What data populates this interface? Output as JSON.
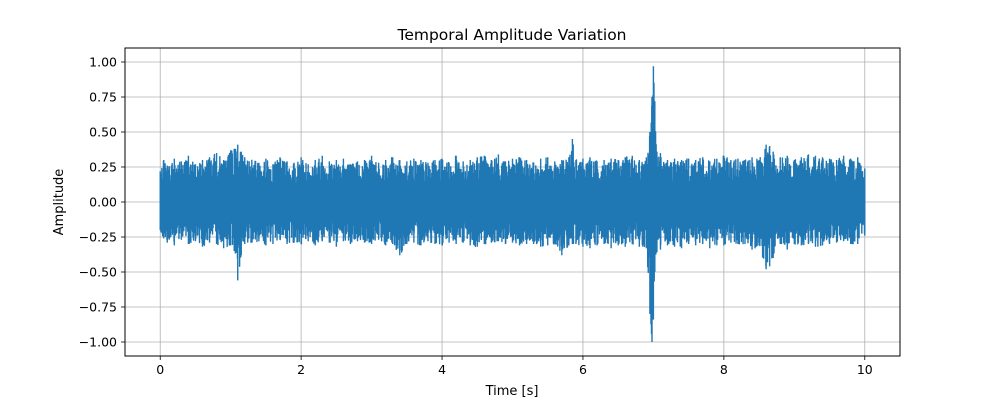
{
  "chart_data": {
    "type": "line",
    "title": "Temporal Amplitude Variation",
    "xlabel": "Time [s]",
    "ylabel": "Amplitude",
    "xlim": [
      -0.5,
      10.5
    ],
    "ylim": [
      -1.1,
      1.1
    ],
    "xticks": [
      0,
      2,
      4,
      6,
      8,
      10
    ],
    "yticks": [
      -1.0,
      -0.75,
      -0.5,
      -0.25,
      0.0,
      0.25,
      0.5,
      0.75,
      1.0
    ],
    "xtick_labels": [
      "0",
      "2",
      "4",
      "6",
      "8",
      "10"
    ],
    "ytick_labels": [
      "−1.00",
      "−0.75",
      "−0.50",
      "−0.25",
      "0.00",
      "0.25",
      "0.50",
      "0.75",
      "1.00"
    ],
    "grid": true,
    "series_color": "#1f77b4",
    "series": [
      {
        "description": "dense noisy signal, envelope per sample point",
        "x": [
          0.0,
          0.05,
          0.1,
          0.2,
          0.3,
          0.4,
          0.5,
          0.6,
          0.7,
          0.8,
          0.9,
          1.0,
          1.05,
          1.1,
          1.15,
          1.2,
          1.3,
          1.4,
          1.5,
          1.6,
          1.7,
          1.8,
          1.9,
          2.0,
          2.1,
          2.2,
          2.3,
          2.4,
          2.5,
          2.6,
          2.7,
          2.8,
          2.9,
          3.0,
          3.1,
          3.2,
          3.3,
          3.4,
          3.5,
          3.6,
          3.7,
          3.8,
          3.9,
          4.0,
          4.1,
          4.2,
          4.3,
          4.4,
          4.5,
          4.6,
          4.7,
          4.8,
          4.9,
          5.0,
          5.1,
          5.2,
          5.3,
          5.4,
          5.5,
          5.6,
          5.7,
          5.8,
          5.85,
          5.9,
          6.0,
          6.1,
          6.2,
          6.3,
          6.4,
          6.5,
          6.6,
          6.7,
          6.8,
          6.9,
          6.95,
          6.98,
          7.0,
          7.02,
          7.05,
          7.1,
          7.2,
          7.3,
          7.4,
          7.5,
          7.6,
          7.7,
          7.8,
          7.9,
          8.0,
          8.1,
          8.2,
          8.3,
          8.4,
          8.5,
          8.6,
          8.65,
          8.7,
          8.8,
          8.9,
          9.0,
          9.1,
          9.2,
          9.3,
          9.4,
          9.5,
          9.6,
          9.7,
          9.8,
          9.9,
          10.0
        ],
        "max": [
          0.22,
          0.3,
          0.26,
          0.31,
          0.29,
          0.33,
          0.27,
          0.3,
          0.32,
          0.35,
          0.3,
          0.37,
          0.38,
          0.41,
          0.36,
          0.32,
          0.3,
          0.28,
          0.31,
          0.27,
          0.32,
          0.29,
          0.28,
          0.32,
          0.27,
          0.3,
          0.33,
          0.29,
          0.3,
          0.31,
          0.27,
          0.29,
          0.3,
          0.33,
          0.28,
          0.3,
          0.32,
          0.3,
          0.29,
          0.31,
          0.3,
          0.28,
          0.3,
          0.31,
          0.28,
          0.33,
          0.29,
          0.3,
          0.32,
          0.33,
          0.3,
          0.34,
          0.29,
          0.31,
          0.32,
          0.3,
          0.28,
          0.31,
          0.32,
          0.29,
          0.3,
          0.32,
          0.45,
          0.3,
          0.31,
          0.32,
          0.29,
          0.3,
          0.31,
          0.3,
          0.32,
          0.33,
          0.3,
          0.32,
          0.5,
          0.75,
          0.97,
          0.72,
          0.36,
          0.35,
          0.3,
          0.31,
          0.3,
          0.31,
          0.3,
          0.32,
          0.29,
          0.31,
          0.33,
          0.3,
          0.31,
          0.3,
          0.32,
          0.3,
          0.41,
          0.4,
          0.36,
          0.32,
          0.33,
          0.3,
          0.32,
          0.34,
          0.33,
          0.32,
          0.31,
          0.3,
          0.33,
          0.31,
          0.32,
          0.24
        ],
        "min": [
          -0.2,
          -0.26,
          -0.29,
          -0.31,
          -0.27,
          -0.3,
          -0.28,
          -0.32,
          -0.29,
          -0.3,
          -0.33,
          -0.31,
          -0.35,
          -0.56,
          -0.38,
          -0.3,
          -0.29,
          -0.28,
          -0.31,
          -0.3,
          -0.27,
          -0.3,
          -0.29,
          -0.3,
          -0.28,
          -0.31,
          -0.28,
          -0.29,
          -0.32,
          -0.28,
          -0.3,
          -0.28,
          -0.29,
          -0.3,
          -0.27,
          -0.31,
          -0.3,
          -0.38,
          -0.3,
          -0.29,
          -0.31,
          -0.28,
          -0.3,
          -0.31,
          -0.29,
          -0.3,
          -0.29,
          -0.31,
          -0.32,
          -0.3,
          -0.29,
          -0.28,
          -0.3,
          -0.29,
          -0.31,
          -0.3,
          -0.3,
          -0.32,
          -0.31,
          -0.3,
          -0.38,
          -0.31,
          -0.3,
          -0.3,
          -0.32,
          -0.33,
          -0.31,
          -0.3,
          -0.33,
          -0.31,
          -0.32,
          -0.3,
          -0.32,
          -0.33,
          -0.8,
          -1.0,
          -0.84,
          -0.5,
          -0.36,
          -0.34,
          -0.31,
          -0.32,
          -0.33,
          -0.3,
          -0.31,
          -0.3,
          -0.33,
          -0.31,
          -0.31,
          -0.29,
          -0.3,
          -0.3,
          -0.34,
          -0.31,
          -0.48,
          -0.46,
          -0.4,
          -0.3,
          -0.34,
          -0.3,
          -0.31,
          -0.3,
          -0.32,
          -0.31,
          -0.3,
          -0.29,
          -0.28,
          -0.3,
          -0.3,
          -0.24
        ]
      }
    ]
  }
}
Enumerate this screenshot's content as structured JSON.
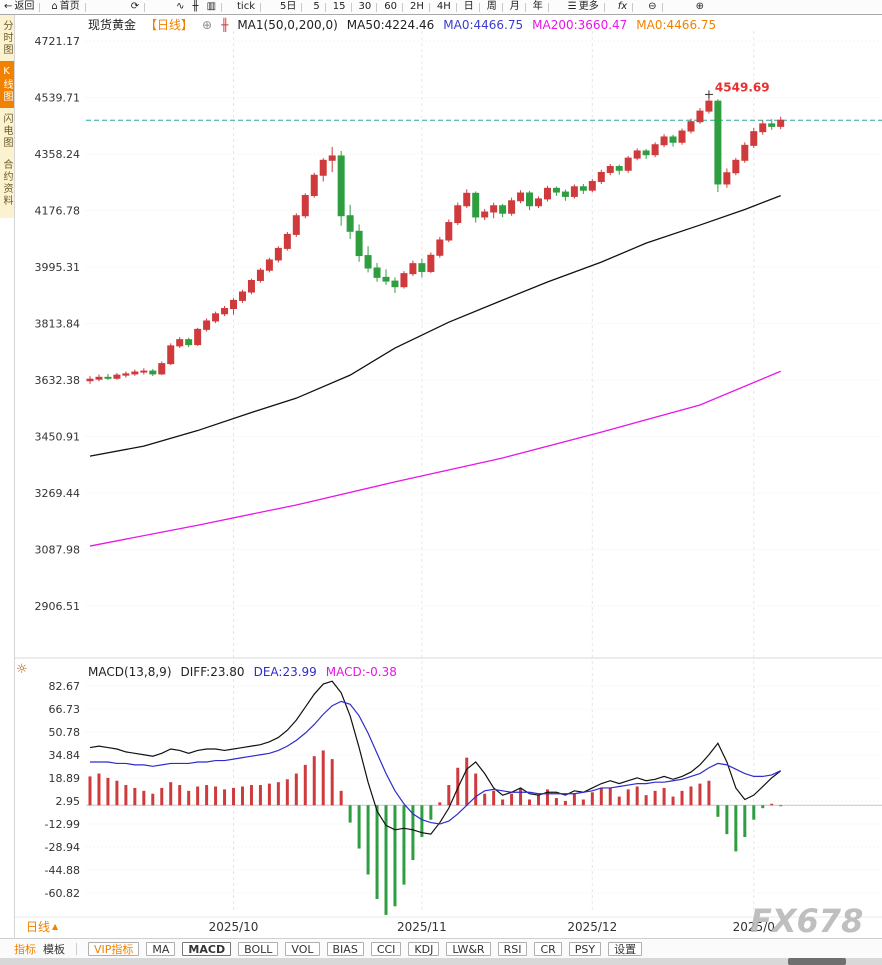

___

**Short exercise:**
Find each line holding the word "this" and copy it.

**Answer to the problem:**
What data populates this interface? Output as JSON.
Enumerate this screenshot's content as structured JSON.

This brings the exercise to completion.